* Data section:
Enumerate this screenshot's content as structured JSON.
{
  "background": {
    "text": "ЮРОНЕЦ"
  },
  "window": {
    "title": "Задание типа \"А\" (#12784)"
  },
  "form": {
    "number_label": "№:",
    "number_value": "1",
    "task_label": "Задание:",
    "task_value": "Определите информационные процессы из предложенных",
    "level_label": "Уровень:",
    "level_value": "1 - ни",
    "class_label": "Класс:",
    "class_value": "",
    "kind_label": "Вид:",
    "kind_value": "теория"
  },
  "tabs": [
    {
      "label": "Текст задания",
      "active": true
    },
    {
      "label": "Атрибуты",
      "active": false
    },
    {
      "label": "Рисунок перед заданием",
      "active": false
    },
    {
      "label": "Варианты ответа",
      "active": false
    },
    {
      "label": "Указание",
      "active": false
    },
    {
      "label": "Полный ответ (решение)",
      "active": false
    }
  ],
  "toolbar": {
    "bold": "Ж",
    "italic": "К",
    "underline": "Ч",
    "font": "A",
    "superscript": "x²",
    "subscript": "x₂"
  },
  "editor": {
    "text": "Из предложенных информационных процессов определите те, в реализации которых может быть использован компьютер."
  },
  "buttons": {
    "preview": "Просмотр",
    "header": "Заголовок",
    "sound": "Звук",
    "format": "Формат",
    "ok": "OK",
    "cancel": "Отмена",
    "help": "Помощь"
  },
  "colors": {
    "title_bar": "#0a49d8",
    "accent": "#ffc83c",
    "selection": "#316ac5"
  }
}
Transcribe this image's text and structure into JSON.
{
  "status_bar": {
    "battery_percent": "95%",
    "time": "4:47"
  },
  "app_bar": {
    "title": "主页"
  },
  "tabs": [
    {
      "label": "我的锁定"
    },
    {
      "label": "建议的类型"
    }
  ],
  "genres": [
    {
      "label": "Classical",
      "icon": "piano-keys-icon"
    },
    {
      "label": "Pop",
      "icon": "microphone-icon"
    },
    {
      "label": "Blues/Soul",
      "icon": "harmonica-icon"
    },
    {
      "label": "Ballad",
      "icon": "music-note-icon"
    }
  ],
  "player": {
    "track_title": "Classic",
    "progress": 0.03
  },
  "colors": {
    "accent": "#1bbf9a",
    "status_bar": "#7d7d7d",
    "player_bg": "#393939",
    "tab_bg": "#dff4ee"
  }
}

* Exercise brief:
Extract the full listing above without altering anything.

* Result of the exercise:
Enumerate this screenshot's content as structured JSON.
{
  "background": {
    "text": "ЮРОНЕЦ"
  },
  "window": {
    "title": "Задание типа \"А\" (#12784)"
  },
  "form": {
    "number_label": "№:",
    "number_value": "1",
    "task_label": "Задание:",
    "task_value": "Определите информационные процессы из предложенных",
    "level_label": "Уровень:",
    "level_value": "1 - ни",
    "class_label": "Класс:",
    "class_value": "",
    "kind_label": "Вид:",
    "kind_value": "теория"
  },
  "tabs": [
    {
      "label": "Текст задания",
      "active": true
    },
    {
      "label": "Атрибуты",
      "active": false
    },
    {
      "label": "Рисунок перед заданием",
      "active": false
    },
    {
      "label": "Варианты ответа",
      "active": false
    },
    {
      "label": "Указание",
      "active": false
    },
    {
      "label": "Полный ответ (решение)",
      "active": false
    }
  ],
  "toolbar": {
    "bold": "Ж",
    "italic": "К",
    "underline": "Ч",
    "font": "A",
    "superscript": "x²",
    "subscript": "x₂"
  },
  "editor": {
    "text": "Из предложенных информационных процессов определите те, в реализации которых может быть использован компьютер."
  },
  "buttons": {
    "preview": "Просмотр",
    "header": "Заголовок",
    "sound": "Звук",
    "format": "Формат",
    "ok": "OK",
    "cancel": "Отмена",
    "help": "Помощь"
  },
  "colors": {
    "title_bar": "#0a49d8",
    "accent": "#ffc83c",
    "selection": "#316ac5"
  }
}
Transcribe this image's text and structure into JSON.
{
  "status_bar": {
    "battery_percent": "95%",
    "time": "4:47"
  },
  "app_bar": {
    "title": "主页"
  },
  "tabs": [
    {
      "label": "我的锁定"
    },
    {
      "label": "建议的类型"
    }
  ],
  "genres": [
    {
      "label": "Classical",
      "icon": "piano-keys-icon"
    },
    {
      "label": "Pop",
      "icon": "microphone-icon"
    },
    {
      "label": "Blues/Soul",
      "icon": "harmonica-icon"
    },
    {
      "label": "Ballad",
      "icon": "music-note-icon"
    }
  ],
  "player": {
    "track_title": "Classic",
    "progress": 0.03
  },
  "colors": {
    "accent": "#1bbf9a",
    "status_bar": "#7d7d7d",
    "player_bg": "#393939",
    "tab_bg": "#dff4ee"
  }
}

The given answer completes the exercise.